*** Excerpted data

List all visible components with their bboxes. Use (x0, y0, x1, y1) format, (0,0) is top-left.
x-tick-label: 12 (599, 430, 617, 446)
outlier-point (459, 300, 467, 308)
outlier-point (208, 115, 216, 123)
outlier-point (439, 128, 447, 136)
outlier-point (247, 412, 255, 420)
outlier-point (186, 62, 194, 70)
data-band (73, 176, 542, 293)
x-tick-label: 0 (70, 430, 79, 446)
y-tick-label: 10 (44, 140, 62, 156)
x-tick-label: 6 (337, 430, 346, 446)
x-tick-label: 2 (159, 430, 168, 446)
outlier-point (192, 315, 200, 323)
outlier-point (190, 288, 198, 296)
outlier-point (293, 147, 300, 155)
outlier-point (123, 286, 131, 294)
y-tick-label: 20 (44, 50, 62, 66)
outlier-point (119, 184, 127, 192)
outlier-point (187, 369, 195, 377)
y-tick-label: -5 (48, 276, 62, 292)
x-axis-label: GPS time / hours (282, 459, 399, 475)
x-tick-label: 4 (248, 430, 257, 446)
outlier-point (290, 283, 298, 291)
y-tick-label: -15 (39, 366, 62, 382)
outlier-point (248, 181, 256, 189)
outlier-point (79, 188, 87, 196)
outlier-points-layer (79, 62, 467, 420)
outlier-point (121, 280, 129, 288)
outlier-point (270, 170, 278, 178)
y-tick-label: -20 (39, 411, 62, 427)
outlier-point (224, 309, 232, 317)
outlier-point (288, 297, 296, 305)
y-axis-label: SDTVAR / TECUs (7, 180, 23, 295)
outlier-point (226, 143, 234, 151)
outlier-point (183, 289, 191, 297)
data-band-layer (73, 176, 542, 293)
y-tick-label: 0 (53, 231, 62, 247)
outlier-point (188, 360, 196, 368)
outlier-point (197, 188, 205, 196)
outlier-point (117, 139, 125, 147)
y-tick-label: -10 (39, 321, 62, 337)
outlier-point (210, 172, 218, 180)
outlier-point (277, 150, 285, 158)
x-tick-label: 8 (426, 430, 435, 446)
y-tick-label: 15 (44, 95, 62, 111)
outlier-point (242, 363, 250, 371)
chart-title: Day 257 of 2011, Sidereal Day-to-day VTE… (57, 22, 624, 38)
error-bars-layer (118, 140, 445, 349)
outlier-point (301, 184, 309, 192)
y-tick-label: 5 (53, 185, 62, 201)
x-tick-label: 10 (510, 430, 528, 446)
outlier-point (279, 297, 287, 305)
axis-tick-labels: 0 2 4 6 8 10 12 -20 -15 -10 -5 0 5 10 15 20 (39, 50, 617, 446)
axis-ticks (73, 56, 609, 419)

******

Task brief>
Copy the listing word for word, from its first line through the line with "outlier-point (279, 297, 287, 305)", including both of those lines.

The output>
List all visible components with their bboxes. Use (x0, y0, x1, y1) format, (0,0) is top-left.
x-tick-label: 12 (599, 430, 617, 446)
outlier-point (459, 300, 467, 308)
outlier-point (208, 115, 216, 123)
outlier-point (439, 128, 447, 136)
outlier-point (247, 412, 255, 420)
outlier-point (186, 62, 194, 70)
data-band (73, 176, 542, 293)
x-tick-label: 0 (70, 430, 79, 446)
y-tick-label: 10 (44, 140, 62, 156)
x-tick-label: 6 (337, 430, 346, 446)
x-tick-label: 2 (159, 430, 168, 446)
outlier-point (192, 315, 200, 323)
outlier-point (190, 288, 198, 296)
outlier-point (293, 147, 300, 155)
outlier-point (123, 286, 131, 294)
y-tick-label: 20 (44, 50, 62, 66)
outlier-point (119, 184, 127, 192)
outlier-point (187, 369, 195, 377)
y-tick-label: -5 (48, 276, 62, 292)
x-axis-label: GPS time / hours (282, 459, 399, 475)
x-tick-label: 4 (248, 430, 257, 446)
outlier-point (290, 283, 298, 291)
y-tick-label: -15 (39, 366, 62, 382)
outlier-point (248, 181, 256, 189)
outlier-point (79, 188, 87, 196)
outlier-points-layer (79, 62, 467, 420)
outlier-point (121, 280, 129, 288)
outlier-point (270, 170, 278, 178)
y-tick-label: -20 (39, 411, 62, 427)
outlier-point (224, 309, 232, 317)
outlier-point (288, 297, 296, 305)
y-axis-label: SDTVAR / TECUs (7, 180, 23, 295)
outlier-point (226, 143, 234, 151)
outlier-point (183, 289, 191, 297)
data-band-layer (73, 176, 542, 293)
y-tick-label: 0 (53, 231, 62, 247)
outlier-point (188, 360, 196, 368)
outlier-point (197, 188, 205, 196)
outlier-point (117, 139, 125, 147)
y-tick-label: -10 (39, 321, 62, 337)
outlier-point (210, 172, 218, 180)
outlier-point (277, 150, 285, 158)
x-tick-label: 8 (426, 430, 435, 446)
y-tick-label: 15 (44, 95, 62, 111)
outlier-point (242, 363, 250, 371)
chart-title: Day 257 of 2011, Sidereal Day-to-day VTE… (57, 22, 624, 38)
error-bars-layer (118, 140, 445, 349)
outlier-point (301, 184, 309, 192)
y-tick-label: 5 (53, 185, 62, 201)
x-tick-label: 10 (510, 430, 528, 446)
outlier-point (279, 297, 287, 305)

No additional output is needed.